■ **Given instruction**
Gather all lines with "Kuvassa" from the records.

■ **Excerpted records**

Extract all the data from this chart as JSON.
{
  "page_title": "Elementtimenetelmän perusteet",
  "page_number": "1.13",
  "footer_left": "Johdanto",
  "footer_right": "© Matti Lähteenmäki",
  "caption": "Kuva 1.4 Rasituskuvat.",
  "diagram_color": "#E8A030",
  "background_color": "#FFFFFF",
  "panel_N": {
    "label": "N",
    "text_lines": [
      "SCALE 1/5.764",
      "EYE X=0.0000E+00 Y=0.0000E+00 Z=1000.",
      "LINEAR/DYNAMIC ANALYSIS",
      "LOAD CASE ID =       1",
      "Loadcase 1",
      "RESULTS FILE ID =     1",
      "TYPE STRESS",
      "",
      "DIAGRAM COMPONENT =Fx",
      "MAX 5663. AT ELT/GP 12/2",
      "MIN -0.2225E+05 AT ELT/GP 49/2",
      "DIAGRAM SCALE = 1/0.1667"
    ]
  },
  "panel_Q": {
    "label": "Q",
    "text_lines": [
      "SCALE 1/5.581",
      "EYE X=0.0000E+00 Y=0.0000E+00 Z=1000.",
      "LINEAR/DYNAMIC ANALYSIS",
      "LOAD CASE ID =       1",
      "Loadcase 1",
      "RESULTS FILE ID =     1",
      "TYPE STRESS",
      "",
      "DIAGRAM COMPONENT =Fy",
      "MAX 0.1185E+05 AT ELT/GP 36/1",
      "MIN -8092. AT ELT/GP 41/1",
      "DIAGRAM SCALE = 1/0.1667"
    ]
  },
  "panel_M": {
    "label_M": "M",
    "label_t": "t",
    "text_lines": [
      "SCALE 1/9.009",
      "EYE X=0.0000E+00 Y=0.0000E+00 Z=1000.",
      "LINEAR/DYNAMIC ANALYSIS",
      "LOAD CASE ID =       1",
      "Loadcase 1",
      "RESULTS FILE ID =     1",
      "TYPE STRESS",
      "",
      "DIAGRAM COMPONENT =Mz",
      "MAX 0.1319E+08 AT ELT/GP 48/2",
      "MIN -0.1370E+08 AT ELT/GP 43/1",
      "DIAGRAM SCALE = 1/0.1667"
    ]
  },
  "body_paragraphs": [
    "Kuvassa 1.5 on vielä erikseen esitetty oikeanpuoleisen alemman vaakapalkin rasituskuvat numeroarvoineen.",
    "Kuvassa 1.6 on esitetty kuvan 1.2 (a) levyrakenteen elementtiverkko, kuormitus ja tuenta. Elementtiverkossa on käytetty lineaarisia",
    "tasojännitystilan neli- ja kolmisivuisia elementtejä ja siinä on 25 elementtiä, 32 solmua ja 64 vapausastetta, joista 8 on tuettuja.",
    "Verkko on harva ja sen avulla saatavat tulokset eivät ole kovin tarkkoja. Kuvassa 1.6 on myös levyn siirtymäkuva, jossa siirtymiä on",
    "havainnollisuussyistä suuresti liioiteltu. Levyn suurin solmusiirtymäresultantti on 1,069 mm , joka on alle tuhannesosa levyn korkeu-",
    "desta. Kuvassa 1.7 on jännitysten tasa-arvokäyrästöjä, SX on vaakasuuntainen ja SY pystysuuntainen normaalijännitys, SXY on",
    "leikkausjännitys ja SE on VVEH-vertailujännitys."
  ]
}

■ **Problem solution**
    "Kuvassa 1.5 on vielä erikseen esitetty oikeanpuoleisen alemman vaakapalkin rasituskuvat numeroarvoineen.",
    "Kuvassa 1.6 on esitetty kuvan 1.2 (a) levyrakenteen elementtiverkko, kuormitus ja tuenta. Elementtiverkossa on käytetty lineaarisia",
    "Verkko on harva ja sen avulla saatavat tulokset eivät ole kovin tarkkoja. Kuvassa 1.6 on myös levyn siirtymäkuva, jossa siirtymiä on",
    "desta. Kuvassa 1.7 on jännitysten tasa-arvokäyrästöjä, SX on vaakasuuntainen ja SY pystysuuntainen normaalijännitys, SXY on",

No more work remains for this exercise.